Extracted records

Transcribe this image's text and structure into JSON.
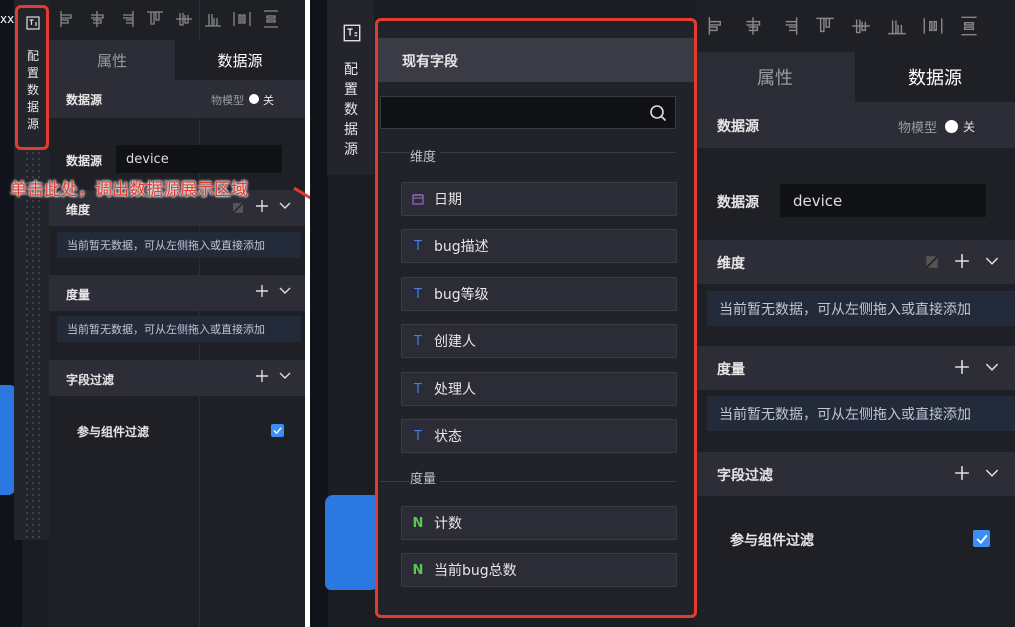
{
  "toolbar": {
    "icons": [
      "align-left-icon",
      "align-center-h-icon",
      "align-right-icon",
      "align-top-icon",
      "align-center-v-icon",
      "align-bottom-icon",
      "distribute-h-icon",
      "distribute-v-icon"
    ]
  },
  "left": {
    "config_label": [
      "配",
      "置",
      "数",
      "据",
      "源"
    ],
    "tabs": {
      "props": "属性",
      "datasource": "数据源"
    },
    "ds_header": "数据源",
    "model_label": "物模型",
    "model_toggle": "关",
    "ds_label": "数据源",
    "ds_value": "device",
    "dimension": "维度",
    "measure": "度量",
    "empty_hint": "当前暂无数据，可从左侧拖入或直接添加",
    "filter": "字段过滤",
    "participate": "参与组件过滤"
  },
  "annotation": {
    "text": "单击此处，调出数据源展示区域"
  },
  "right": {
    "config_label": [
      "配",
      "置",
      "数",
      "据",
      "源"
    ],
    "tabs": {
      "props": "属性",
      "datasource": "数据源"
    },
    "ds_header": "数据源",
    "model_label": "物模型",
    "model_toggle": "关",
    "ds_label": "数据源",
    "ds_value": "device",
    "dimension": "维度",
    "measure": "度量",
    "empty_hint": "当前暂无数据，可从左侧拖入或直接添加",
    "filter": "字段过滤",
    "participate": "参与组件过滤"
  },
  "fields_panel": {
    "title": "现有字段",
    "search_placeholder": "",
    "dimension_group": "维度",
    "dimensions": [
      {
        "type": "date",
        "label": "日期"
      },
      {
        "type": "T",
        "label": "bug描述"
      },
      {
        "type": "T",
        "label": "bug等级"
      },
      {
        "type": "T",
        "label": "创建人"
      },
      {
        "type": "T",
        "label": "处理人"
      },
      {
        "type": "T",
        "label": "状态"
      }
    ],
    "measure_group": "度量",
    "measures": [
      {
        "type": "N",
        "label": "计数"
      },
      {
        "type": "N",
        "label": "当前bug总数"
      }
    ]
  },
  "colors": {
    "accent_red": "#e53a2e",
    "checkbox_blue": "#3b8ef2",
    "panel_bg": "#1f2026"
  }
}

EXERCISE PROMPT
Wherever a line in the data above holds "align", copy that line.

RESULT OF THIS EXERCISE
      "align-left-icon",
      "align-center-h-icon",
      "align-right-icon",
      "align-top-icon",
      "align-center-v-icon",
      "align-bottom-icon",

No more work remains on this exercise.